* SHORT TASK
Collect all lines from the listing that include the string "label".

=-=-=-=-=

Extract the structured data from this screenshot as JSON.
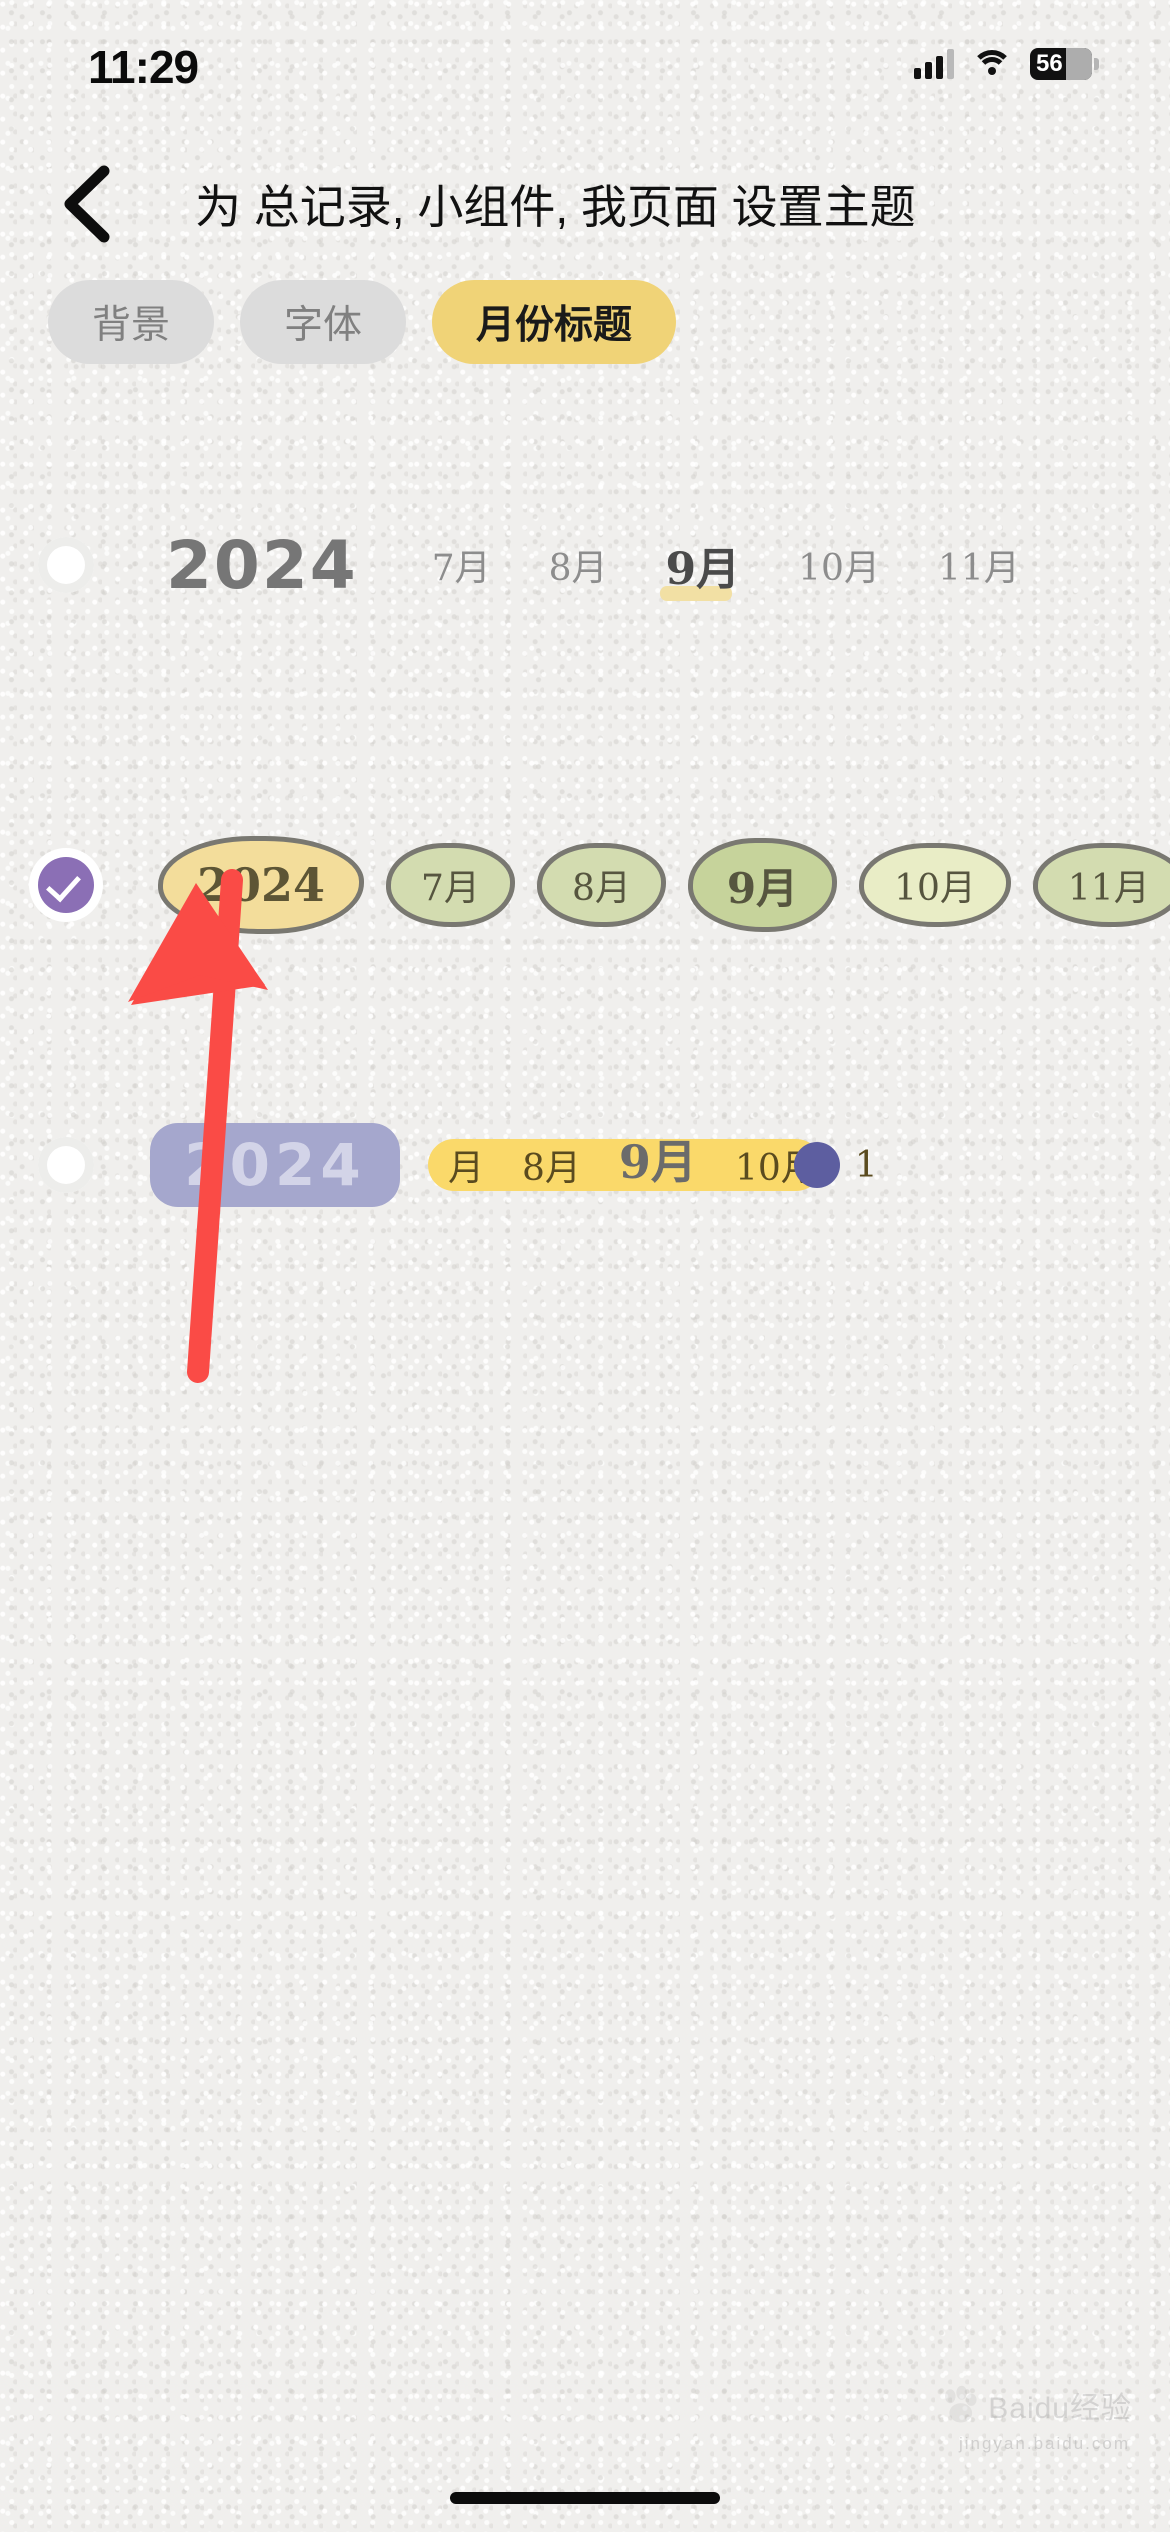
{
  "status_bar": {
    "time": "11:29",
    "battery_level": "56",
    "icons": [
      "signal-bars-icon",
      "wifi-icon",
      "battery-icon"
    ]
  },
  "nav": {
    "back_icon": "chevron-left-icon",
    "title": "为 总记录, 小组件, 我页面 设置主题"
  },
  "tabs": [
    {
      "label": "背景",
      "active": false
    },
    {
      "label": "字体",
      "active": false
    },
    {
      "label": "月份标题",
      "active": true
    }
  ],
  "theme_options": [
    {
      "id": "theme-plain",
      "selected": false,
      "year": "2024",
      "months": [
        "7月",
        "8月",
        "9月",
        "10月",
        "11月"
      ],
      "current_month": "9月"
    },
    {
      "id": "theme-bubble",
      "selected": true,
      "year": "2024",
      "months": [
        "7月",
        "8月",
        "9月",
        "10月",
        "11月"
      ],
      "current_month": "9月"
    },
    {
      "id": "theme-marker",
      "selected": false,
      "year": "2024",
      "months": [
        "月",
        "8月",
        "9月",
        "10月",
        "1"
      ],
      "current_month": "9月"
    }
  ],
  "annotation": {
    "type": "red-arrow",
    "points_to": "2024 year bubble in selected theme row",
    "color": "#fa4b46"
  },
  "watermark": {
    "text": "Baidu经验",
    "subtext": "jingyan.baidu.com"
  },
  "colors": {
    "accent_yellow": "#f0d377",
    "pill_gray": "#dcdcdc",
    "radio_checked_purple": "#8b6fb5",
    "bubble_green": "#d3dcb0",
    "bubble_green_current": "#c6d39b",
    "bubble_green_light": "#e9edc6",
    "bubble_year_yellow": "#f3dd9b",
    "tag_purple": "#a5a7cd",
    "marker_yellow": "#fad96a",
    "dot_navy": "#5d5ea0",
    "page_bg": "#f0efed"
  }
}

=-=-=-=-=

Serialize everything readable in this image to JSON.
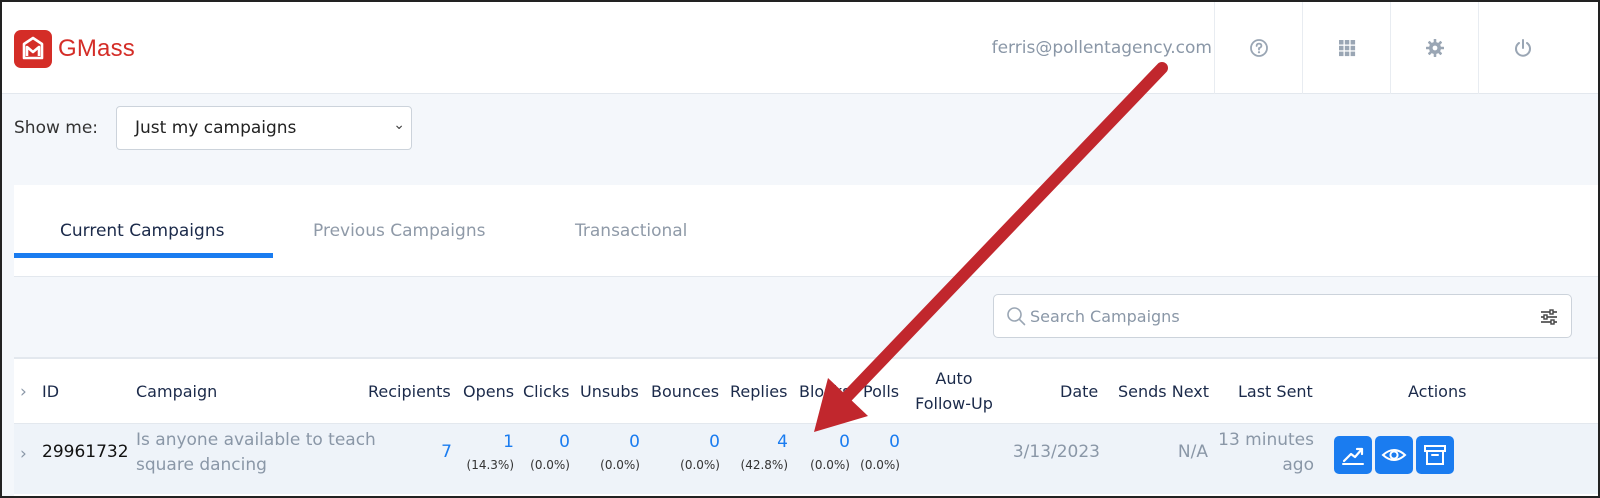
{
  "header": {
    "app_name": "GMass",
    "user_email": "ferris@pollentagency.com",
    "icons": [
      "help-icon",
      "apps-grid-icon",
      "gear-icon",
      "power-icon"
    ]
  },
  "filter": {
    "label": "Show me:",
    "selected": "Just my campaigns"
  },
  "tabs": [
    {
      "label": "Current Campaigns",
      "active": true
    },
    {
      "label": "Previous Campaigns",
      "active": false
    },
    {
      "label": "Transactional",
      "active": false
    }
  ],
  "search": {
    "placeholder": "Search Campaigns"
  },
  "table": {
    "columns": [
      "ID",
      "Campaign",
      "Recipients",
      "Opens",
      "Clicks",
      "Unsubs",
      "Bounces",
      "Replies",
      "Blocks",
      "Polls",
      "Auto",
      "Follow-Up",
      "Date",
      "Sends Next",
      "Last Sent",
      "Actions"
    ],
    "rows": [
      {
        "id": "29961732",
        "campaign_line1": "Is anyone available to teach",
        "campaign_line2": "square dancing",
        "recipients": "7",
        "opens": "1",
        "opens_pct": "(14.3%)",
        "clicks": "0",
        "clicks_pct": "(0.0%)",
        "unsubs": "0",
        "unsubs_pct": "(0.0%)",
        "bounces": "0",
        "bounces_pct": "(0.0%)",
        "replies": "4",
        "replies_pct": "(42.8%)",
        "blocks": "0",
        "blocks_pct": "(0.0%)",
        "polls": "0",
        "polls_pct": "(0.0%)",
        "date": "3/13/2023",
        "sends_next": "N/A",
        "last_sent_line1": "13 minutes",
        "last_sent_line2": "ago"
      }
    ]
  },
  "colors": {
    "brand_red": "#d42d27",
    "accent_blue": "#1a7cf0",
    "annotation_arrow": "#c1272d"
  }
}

=-=-=-=-=

* RESULT FOR THIS TASK
      "label": "背景",
      "label": "字体",
      "label": "月份标题",
    "label": "Show me:",
      "label": "Current Campaigns",
      "label": "Previous Campaigns",
      "label": "Transactional",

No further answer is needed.